• **What you should do**
Write out the listing below exactly, and omit any images you find in it.
-----
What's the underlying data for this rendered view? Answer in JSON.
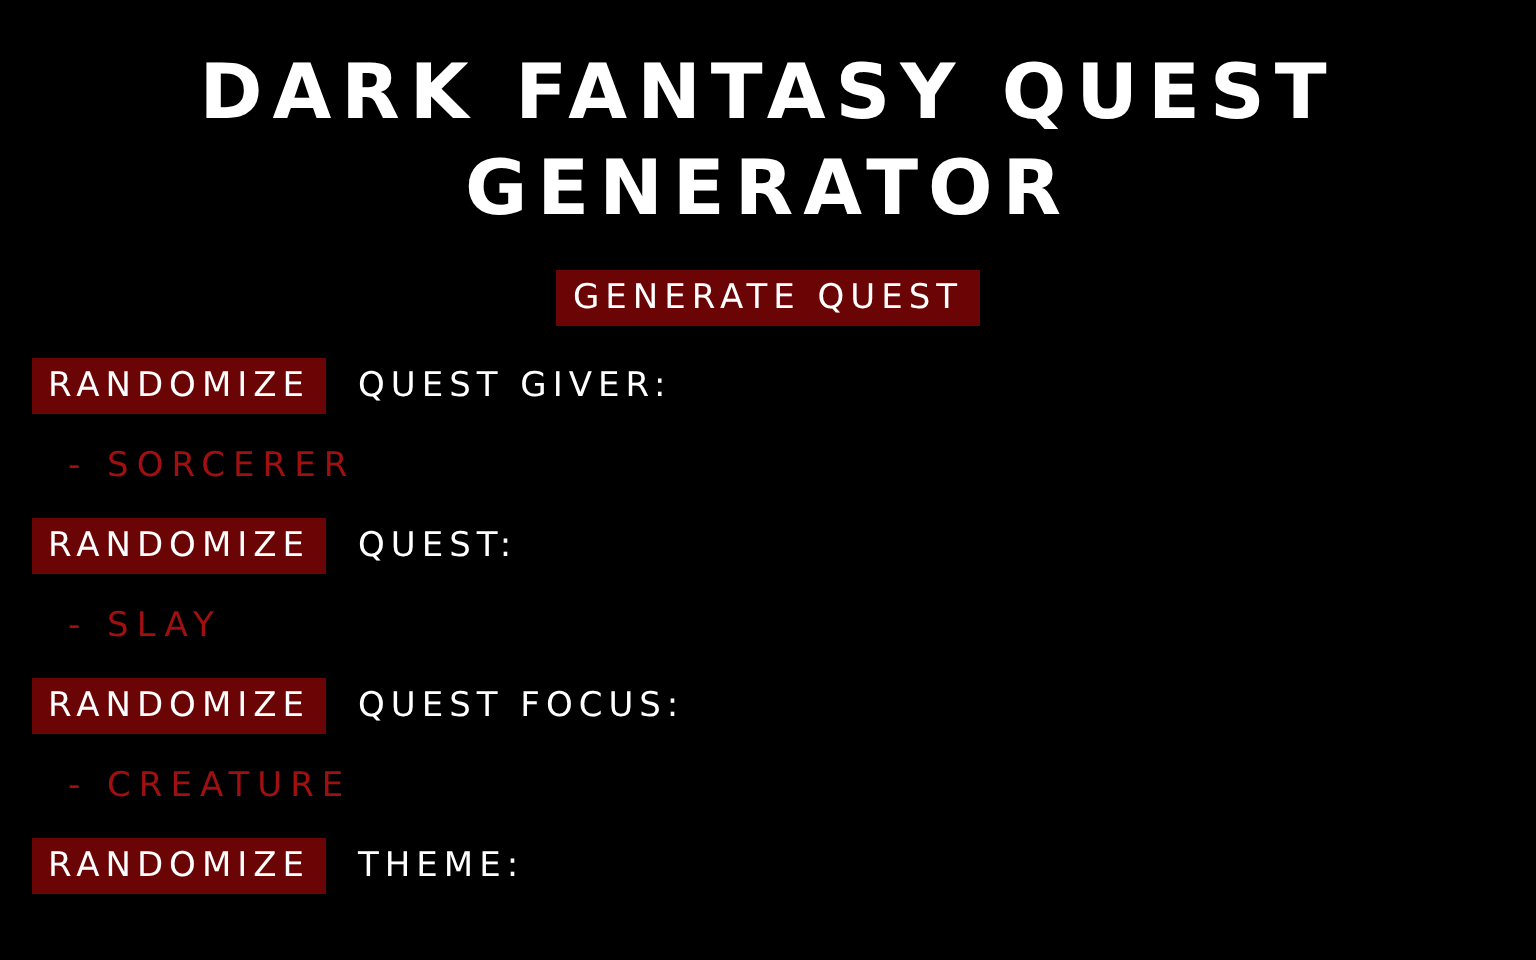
{
  "title": "DARK FANTASY QUEST GENERATOR",
  "generate_button": "GENERATE QUEST",
  "sections": [
    {
      "button": "RANDOMIZE",
      "label": "QUEST GIVER:",
      "value": "- SORCERER"
    },
    {
      "button": "RANDOMIZE",
      "label": "QUEST:",
      "value": "- SLAY"
    },
    {
      "button": "RANDOMIZE",
      "label": "QUEST FOCUS:",
      "value": "- CREATURE"
    },
    {
      "button": "RANDOMIZE",
      "label": "THEME:"
    }
  ]
}
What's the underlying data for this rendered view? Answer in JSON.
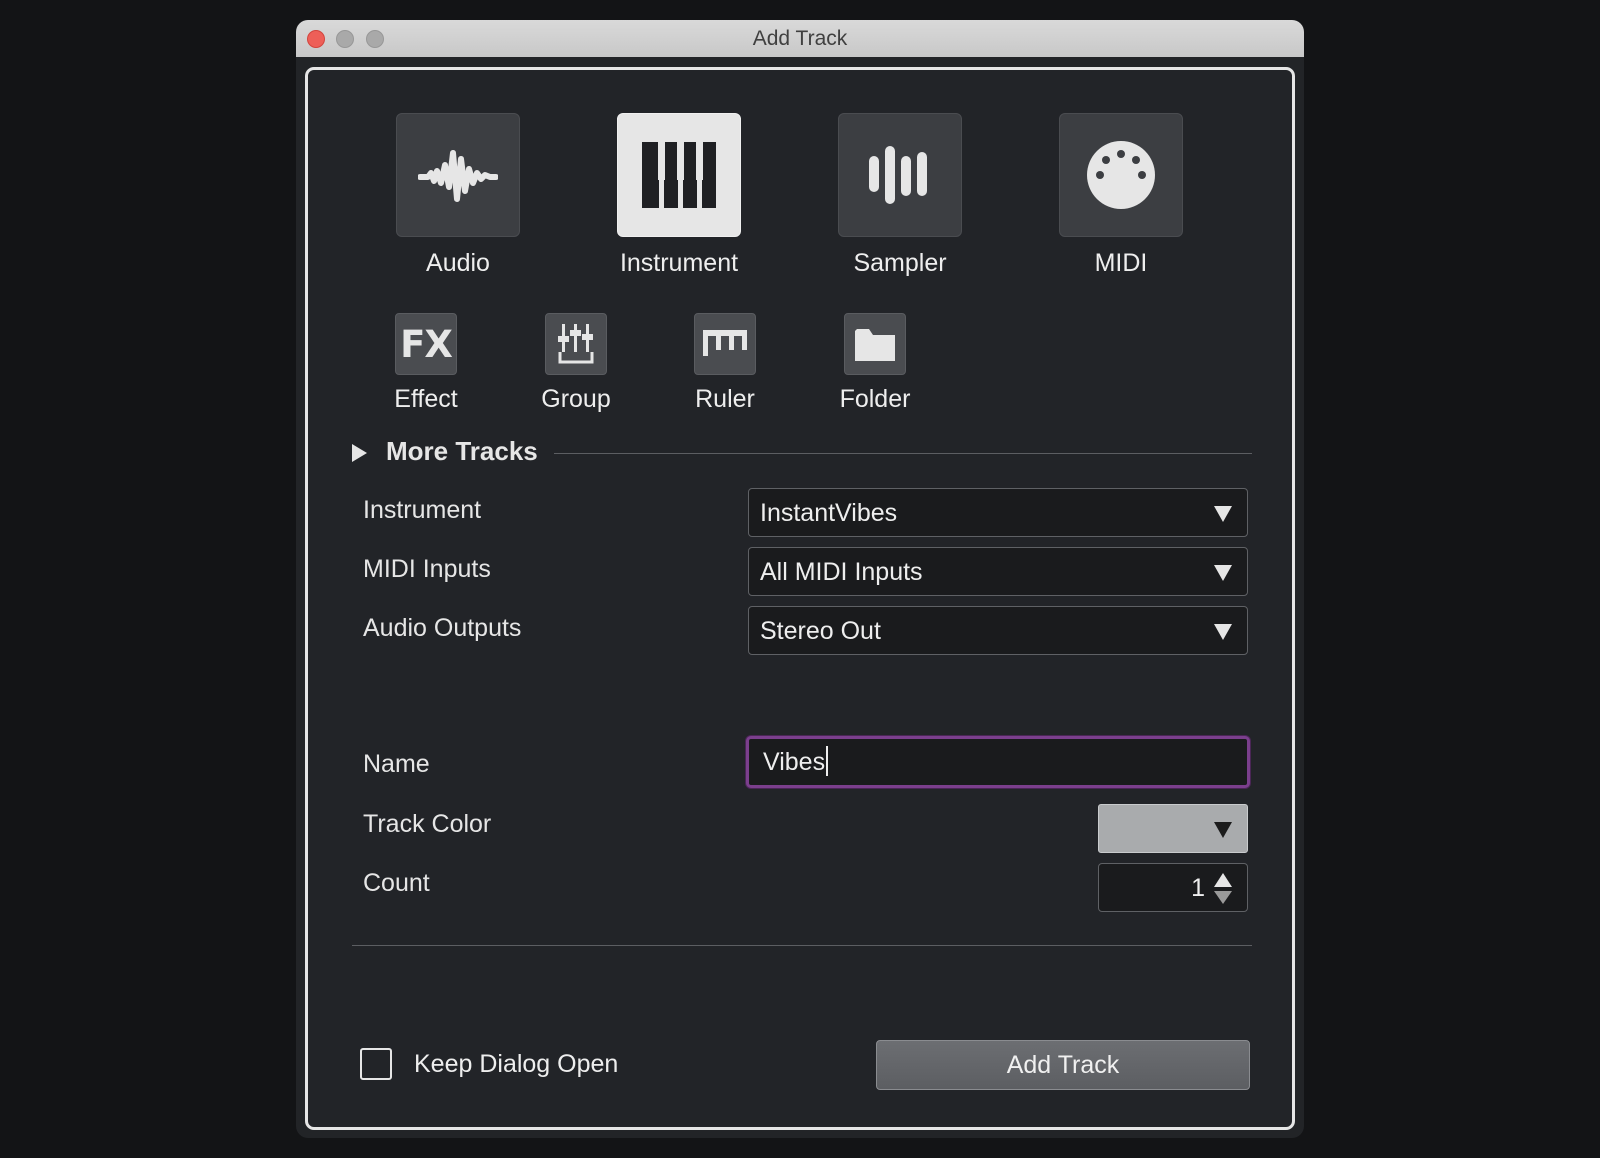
-----
• **Answer to the task**
What's the underlying data for this rendered view? Answer in JSON.
{
  "title": "DARK FANTASY QUEST GENERATOR",
  "generate_button": "GENERATE QUEST",
  "sections": [
    {
      "button": "RANDOMIZE",
      "label": "QUEST GIVER:",
      "value": "- SORCERER"
    },
    {
      "button": "RANDOMIZE",
      "label": "QUEST:",
      "value": "- SLAY"
    },
    {
      "button": "RANDOMIZE",
      "label": "QUEST FOCUS:",
      "value": "- CREATURE"
    },
    {
      "button": "RANDOMIZE",
      "label": "THEME:"
    }
  ]
}
What's the underlying data for this rendered view? Answer in JSON.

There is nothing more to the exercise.